» **Text segment**
- Opening Delimiter -

The present study represents a reappraisal of mtDNA and Y-C variation patterns in eastern and western Andalusia. This approach, which has never been jointly analysed, can provide more insight into the genetic history of this southern Iberian (Spanish) population. Phylogeographic structure with ancestry assignments was explored in a global sample, including males and females as well as in the subset of males with family origins in both of the Andalusian territories studied, and for which both Y-C and mtDNA data were available for each individual. In this context, male samples may add much to what can be inferred from entire samples. Scenarios of possible sex-specific behaviours that have determined the current distribution of mtDNA and Y-C haplogroups (lineages) in the region are also examined. For comparative purposes, we consider published uniparental data from other Iberian and non-Iberian Mediterranean populations.

2. Methods

2.1. Populations, samples and sampling locations

The province of Huelva, on the western-most side of the Andalusian region, and the province of Granada, located at the eastern end of Andalusia, have been and still are the target territories selected by this team to investigate human genetic diversity patterns in southern Spain in the context of the Iberian Peninsula and the western Mediterranean (Figure 1a).

Figure 1. (a) The Iberian Peninsula. (b) The Andalusian region with the target provinces and the sampled municipalities. Huelva province: 1, El Repilado; 2, Aracena; 3, El Cerro del Andévalo; 4, La Puebla de Guzmán; 5, Valverde del Camino; 6, Villablanca; 7, Niebla. Granada province: 8, Huéscar; 9, Baza; 10, Montefrío; 11, Loja; 12, Alhama de Granada; 13, Órgiva.

The sampling process was performed between 2004 and 2008 and involved fieldwork conducted in 13 localities (municipalities) belonging to Huelva province (sampling locations shown in Figure 1b). Outside that time period, no new biological samples have been gathered by this team from healthy autochthonous Andalusians.

The Bioethics Committee of the Carlos III Clinical Hospital in Madrid and the Complutense University of Madrid (UCM) approved the research protocols used for this study (Ref. 14/415-E_BS). Professor Calderón was the Principal Investigator (PI) of the project. All subjects (donors) provided signed informed consent for sample collection. Each donor was informed of the main scientific goals of the study, and kindly asked to provide the geographic origin of his/her family (parents and grandparents). Further sampling strategies, sample collection, and details on the history and historical demography of both studied Andalusian subpopulations can be found elsewhere (Calderón et al., Reference Calderón, Ambrosio, Guitard, González-Martín, Aresti and Dugoujon2006; Hernández et al., Reference Hernández, Reales, Dugoujon, Novelletto, Rodríguez, Cuesta and Calderón2014).

- Closing Delimiter -

» **What you should do**
Answer the following from the passage on Andalusian genetic variation:
(a) Which two provinces are the target territories?
(b) Between which years was the sampling process performed?
(c) Which bodies approved the research protocols used for the study?

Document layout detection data
- Opening Delimiter -

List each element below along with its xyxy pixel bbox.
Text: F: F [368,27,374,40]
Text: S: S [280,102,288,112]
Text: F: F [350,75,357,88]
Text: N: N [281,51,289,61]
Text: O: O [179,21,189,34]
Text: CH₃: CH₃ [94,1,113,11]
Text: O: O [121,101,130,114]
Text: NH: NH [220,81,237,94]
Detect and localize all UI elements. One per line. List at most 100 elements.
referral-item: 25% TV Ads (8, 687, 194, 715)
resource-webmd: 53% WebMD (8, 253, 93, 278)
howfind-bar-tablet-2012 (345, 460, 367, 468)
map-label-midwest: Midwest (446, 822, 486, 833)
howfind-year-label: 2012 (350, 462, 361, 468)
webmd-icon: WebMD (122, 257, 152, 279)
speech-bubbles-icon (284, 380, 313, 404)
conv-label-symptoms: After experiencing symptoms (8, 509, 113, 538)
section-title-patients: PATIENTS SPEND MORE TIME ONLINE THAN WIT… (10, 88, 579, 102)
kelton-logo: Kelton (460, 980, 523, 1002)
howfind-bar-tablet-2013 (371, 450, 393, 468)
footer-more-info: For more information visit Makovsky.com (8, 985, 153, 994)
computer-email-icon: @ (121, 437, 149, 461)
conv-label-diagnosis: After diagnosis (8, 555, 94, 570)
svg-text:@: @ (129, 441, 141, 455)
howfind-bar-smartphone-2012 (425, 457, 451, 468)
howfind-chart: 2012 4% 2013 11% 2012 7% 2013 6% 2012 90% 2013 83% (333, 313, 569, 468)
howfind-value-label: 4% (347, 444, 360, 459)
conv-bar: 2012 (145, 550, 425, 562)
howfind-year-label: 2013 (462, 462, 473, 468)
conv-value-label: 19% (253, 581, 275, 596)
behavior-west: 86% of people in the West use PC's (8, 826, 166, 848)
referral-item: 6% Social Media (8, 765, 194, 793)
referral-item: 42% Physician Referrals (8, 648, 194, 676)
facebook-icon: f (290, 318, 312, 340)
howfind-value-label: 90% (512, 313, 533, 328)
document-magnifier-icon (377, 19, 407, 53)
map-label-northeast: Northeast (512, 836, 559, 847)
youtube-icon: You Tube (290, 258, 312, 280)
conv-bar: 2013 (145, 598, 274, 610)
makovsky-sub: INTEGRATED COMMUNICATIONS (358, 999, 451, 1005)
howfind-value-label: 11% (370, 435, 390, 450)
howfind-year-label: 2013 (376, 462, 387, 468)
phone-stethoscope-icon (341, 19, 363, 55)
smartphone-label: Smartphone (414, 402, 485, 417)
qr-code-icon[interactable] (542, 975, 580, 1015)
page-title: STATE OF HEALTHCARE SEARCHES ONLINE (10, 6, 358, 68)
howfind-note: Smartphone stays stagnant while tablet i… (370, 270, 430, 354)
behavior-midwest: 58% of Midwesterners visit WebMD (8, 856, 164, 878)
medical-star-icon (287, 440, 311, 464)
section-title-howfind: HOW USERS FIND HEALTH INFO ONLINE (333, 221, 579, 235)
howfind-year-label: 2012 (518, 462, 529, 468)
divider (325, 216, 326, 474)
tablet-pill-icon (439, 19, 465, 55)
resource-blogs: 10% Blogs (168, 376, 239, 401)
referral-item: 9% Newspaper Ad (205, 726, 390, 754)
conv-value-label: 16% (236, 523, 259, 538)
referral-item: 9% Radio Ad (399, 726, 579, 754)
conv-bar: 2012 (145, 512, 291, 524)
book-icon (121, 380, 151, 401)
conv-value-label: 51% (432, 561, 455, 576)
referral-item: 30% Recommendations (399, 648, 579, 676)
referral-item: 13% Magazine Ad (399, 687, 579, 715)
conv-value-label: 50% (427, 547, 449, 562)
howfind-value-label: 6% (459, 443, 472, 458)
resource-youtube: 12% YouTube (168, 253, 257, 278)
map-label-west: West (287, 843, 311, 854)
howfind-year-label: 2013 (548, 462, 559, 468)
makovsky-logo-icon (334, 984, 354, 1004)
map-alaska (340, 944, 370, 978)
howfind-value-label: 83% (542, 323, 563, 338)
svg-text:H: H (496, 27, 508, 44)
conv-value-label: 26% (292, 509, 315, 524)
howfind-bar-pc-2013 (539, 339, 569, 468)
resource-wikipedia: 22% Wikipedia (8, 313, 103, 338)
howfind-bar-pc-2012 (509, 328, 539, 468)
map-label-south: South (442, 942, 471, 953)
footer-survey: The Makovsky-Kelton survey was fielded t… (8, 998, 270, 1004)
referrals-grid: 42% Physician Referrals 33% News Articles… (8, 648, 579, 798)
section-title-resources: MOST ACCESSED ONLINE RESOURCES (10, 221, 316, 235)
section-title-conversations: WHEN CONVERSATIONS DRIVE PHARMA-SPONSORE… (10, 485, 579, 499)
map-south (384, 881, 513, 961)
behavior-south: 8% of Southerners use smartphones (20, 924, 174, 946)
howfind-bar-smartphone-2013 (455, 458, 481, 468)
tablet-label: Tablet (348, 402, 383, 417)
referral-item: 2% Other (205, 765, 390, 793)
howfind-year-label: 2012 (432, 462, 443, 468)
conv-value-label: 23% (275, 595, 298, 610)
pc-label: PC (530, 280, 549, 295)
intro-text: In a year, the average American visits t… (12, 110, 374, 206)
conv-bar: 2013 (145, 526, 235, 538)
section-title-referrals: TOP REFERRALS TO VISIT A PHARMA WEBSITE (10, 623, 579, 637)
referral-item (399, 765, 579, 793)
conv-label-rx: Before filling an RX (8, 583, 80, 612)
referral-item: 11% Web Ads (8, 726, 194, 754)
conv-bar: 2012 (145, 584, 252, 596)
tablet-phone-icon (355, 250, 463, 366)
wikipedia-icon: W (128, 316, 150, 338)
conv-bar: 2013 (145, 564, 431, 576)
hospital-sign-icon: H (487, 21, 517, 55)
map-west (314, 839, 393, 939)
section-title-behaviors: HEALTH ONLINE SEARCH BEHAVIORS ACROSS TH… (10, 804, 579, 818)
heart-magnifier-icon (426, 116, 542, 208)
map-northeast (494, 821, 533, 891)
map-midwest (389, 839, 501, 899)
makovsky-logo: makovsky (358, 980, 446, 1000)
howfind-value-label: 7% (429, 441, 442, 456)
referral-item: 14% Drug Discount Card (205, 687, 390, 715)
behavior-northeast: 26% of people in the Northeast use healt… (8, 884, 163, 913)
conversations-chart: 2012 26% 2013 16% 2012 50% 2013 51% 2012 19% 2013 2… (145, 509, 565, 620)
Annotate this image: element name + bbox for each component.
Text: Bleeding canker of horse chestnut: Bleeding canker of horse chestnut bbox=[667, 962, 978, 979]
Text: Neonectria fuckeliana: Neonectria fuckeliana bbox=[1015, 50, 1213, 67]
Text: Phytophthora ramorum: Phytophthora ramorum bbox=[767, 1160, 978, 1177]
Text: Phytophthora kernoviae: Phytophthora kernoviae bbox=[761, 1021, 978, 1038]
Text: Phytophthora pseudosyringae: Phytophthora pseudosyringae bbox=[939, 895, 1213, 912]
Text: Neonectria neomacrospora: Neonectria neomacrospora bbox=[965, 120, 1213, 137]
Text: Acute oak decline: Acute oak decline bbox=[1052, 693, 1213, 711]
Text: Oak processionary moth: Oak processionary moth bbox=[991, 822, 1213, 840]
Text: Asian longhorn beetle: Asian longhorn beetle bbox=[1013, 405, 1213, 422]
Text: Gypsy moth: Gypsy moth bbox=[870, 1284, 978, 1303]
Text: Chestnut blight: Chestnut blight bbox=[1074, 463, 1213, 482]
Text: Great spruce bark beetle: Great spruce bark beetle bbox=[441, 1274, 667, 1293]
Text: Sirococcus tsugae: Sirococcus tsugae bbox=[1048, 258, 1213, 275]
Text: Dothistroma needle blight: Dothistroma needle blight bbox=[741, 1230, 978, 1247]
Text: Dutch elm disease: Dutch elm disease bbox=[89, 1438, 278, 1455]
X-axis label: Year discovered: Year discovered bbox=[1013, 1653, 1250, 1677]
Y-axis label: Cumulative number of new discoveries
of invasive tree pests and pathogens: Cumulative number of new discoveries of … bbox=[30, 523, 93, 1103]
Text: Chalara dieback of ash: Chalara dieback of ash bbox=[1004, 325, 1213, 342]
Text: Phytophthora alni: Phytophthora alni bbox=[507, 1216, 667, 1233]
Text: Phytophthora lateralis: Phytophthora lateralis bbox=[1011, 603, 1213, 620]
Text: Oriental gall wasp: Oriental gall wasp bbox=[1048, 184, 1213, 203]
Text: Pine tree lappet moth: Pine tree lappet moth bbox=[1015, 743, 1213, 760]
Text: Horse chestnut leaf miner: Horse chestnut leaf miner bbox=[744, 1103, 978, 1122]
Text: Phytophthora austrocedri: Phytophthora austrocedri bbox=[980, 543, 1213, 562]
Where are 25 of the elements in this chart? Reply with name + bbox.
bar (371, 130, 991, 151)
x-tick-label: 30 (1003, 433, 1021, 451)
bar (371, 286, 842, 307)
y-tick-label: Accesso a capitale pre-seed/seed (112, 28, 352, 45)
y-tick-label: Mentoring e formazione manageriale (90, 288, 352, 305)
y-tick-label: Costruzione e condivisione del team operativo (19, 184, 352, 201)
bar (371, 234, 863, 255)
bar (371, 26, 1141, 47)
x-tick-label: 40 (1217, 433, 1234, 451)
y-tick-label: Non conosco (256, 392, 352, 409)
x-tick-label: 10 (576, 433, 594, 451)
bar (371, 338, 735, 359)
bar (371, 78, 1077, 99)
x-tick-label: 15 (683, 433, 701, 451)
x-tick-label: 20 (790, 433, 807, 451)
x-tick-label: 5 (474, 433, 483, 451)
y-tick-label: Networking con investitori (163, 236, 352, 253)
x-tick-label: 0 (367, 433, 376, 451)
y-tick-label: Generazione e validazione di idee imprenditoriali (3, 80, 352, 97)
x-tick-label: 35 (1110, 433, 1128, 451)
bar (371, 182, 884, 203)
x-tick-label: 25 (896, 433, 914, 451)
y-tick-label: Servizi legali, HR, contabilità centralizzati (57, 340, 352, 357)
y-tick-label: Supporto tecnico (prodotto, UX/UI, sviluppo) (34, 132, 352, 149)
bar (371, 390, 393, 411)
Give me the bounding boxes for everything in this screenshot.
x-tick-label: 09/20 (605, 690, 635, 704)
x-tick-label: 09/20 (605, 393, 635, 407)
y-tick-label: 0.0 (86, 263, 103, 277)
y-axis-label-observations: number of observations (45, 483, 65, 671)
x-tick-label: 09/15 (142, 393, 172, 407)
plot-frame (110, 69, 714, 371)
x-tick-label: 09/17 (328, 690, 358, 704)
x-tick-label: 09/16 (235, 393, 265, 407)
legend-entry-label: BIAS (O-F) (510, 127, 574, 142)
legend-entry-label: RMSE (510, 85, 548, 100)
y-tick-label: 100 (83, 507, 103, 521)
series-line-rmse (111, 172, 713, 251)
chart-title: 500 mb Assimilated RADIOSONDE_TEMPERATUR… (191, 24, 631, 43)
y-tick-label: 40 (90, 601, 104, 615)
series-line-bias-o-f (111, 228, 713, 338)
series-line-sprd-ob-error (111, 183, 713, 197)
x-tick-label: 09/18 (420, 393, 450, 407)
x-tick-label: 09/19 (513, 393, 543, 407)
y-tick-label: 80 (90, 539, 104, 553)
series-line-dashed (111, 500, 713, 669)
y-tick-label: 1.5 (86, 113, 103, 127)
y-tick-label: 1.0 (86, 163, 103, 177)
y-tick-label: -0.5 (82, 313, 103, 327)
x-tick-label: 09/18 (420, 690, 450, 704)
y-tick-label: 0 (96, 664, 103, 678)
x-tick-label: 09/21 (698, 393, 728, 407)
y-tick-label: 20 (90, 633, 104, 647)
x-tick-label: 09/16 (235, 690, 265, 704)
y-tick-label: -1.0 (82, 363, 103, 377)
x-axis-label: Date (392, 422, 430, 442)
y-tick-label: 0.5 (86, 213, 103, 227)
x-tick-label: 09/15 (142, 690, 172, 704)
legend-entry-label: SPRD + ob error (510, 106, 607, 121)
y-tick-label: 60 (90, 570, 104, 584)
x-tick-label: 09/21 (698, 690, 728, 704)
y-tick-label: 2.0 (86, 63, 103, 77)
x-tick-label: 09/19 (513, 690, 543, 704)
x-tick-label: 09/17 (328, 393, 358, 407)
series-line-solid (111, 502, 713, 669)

- Closing Delimiter -

» **Answer to the problem**
(a) Huelva and Granada
(b) Between 2004 and 2008
(c) The Bioethics Committee of the Carlos III Clinical Hospital in Madrid and the Complutense University of Madrid (UCM)